Recorded data:
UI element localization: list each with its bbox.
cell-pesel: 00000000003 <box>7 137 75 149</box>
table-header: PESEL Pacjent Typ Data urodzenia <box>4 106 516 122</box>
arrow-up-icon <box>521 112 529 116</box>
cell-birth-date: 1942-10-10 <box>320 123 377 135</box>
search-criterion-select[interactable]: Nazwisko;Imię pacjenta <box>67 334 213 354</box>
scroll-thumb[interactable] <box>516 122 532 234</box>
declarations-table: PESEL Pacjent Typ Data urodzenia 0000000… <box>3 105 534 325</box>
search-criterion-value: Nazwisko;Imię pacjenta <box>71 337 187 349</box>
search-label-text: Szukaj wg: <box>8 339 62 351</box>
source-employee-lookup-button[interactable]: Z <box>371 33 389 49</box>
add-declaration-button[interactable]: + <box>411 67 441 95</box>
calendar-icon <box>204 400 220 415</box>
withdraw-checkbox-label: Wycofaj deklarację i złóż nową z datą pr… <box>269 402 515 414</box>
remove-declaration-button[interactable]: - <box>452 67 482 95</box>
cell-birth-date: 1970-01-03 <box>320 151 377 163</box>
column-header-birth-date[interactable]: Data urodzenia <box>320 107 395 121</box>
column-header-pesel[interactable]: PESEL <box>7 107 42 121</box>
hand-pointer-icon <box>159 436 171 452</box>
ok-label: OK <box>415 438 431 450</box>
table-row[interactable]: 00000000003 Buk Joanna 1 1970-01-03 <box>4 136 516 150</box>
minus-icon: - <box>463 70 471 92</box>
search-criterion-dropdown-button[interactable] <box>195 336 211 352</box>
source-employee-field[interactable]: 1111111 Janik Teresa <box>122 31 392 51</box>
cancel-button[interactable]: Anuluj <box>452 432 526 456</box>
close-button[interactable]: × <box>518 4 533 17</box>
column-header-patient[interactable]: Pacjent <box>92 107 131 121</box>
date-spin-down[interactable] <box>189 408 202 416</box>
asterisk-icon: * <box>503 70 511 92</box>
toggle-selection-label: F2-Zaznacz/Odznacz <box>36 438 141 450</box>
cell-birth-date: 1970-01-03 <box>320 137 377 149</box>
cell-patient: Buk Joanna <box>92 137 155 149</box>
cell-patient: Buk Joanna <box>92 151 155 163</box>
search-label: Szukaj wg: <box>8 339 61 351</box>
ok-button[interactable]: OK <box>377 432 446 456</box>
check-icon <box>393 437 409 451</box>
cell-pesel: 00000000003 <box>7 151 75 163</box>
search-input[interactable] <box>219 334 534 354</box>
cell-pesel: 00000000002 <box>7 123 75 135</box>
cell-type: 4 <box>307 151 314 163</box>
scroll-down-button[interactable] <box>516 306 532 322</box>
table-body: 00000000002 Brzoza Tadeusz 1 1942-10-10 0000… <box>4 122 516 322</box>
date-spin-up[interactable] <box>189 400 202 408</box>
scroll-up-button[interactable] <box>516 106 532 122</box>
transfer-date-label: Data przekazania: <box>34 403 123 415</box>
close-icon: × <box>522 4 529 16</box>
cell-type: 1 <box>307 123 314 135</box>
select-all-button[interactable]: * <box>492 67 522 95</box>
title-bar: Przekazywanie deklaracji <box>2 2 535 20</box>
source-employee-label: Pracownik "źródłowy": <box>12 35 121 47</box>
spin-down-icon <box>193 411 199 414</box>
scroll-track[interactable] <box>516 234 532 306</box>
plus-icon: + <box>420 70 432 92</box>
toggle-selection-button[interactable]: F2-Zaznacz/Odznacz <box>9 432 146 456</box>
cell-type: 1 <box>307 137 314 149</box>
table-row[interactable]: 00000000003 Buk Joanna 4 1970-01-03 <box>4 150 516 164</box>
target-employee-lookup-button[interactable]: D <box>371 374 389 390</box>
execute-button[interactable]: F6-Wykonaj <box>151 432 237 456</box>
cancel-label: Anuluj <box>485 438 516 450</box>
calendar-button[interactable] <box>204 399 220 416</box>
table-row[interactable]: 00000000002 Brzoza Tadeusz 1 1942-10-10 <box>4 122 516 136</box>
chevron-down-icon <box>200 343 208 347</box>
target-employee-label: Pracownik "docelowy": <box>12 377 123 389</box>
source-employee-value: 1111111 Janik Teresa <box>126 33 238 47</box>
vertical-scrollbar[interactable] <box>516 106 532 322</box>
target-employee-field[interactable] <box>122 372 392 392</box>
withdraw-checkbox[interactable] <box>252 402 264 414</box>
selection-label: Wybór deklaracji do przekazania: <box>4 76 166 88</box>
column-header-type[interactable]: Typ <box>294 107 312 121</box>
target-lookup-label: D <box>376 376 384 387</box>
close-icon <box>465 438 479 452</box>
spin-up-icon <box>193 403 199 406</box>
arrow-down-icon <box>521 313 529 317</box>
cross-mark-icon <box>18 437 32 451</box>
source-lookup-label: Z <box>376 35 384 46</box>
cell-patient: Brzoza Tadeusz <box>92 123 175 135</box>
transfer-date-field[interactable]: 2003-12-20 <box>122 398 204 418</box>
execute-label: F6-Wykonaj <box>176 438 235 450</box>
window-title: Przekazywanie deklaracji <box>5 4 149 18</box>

Written exercise: Reproduce verbatim the stretch of the entries from their beginning through the line containing "close-button[interactable]: × <box>518", including both ends.

Solution to the problem:
UI element localization: list each with its bbox.
cell-pesel: 00000000003 <box>7 137 75 149</box>
table-header: PESEL Pacjent Typ Data urodzenia <box>4 106 516 122</box>
arrow-up-icon <box>521 112 529 116</box>
cell-birth-date: 1942-10-10 <box>320 123 377 135</box>
search-criterion-select[interactable]: Nazwisko;Imię pacjenta <box>67 334 213 354</box>
scroll-thumb[interactable] <box>516 122 532 234</box>
declarations-table: PESEL Pacjent Typ Data urodzenia 0000000… <box>3 105 534 325</box>
search-criterion-value: Nazwisko;Imię pacjenta <box>71 337 187 349</box>
search-label-text: Szukaj wg: <box>8 339 62 351</box>
source-employee-lookup-button[interactable]: Z <box>371 33 389 49</box>
add-declaration-button[interactable]: + <box>411 67 441 95</box>
calendar-icon <box>204 400 220 415</box>
withdraw-checkbox-label: Wycofaj deklarację i złóż nową z datą pr… <box>269 402 515 414</box>
remove-declaration-button[interactable]: - <box>452 67 482 95</box>
cell-birth-date: 1970-01-03 <box>320 151 377 163</box>
column-header-birth-date[interactable]: Data urodzenia <box>320 107 395 121</box>
column-header-pesel[interactable]: PESEL <box>7 107 42 121</box>
hand-pointer-icon <box>159 436 171 452</box>
ok-label: OK <box>415 438 431 450</box>
table-row[interactable]: 00000000003 Buk Joanna 1 1970-01-03 <box>4 136 516 150</box>
minus-icon: - <box>463 70 471 92</box>
search-criterion-dropdown-button[interactable] <box>195 336 211 352</box>
source-employee-field[interactable]: 1111111 Janik Teresa <box>122 31 392 51</box>
cancel-button[interactable]: Anuluj <box>452 432 526 456</box>
close-button[interactable]: × <box>518 4 533 17</box>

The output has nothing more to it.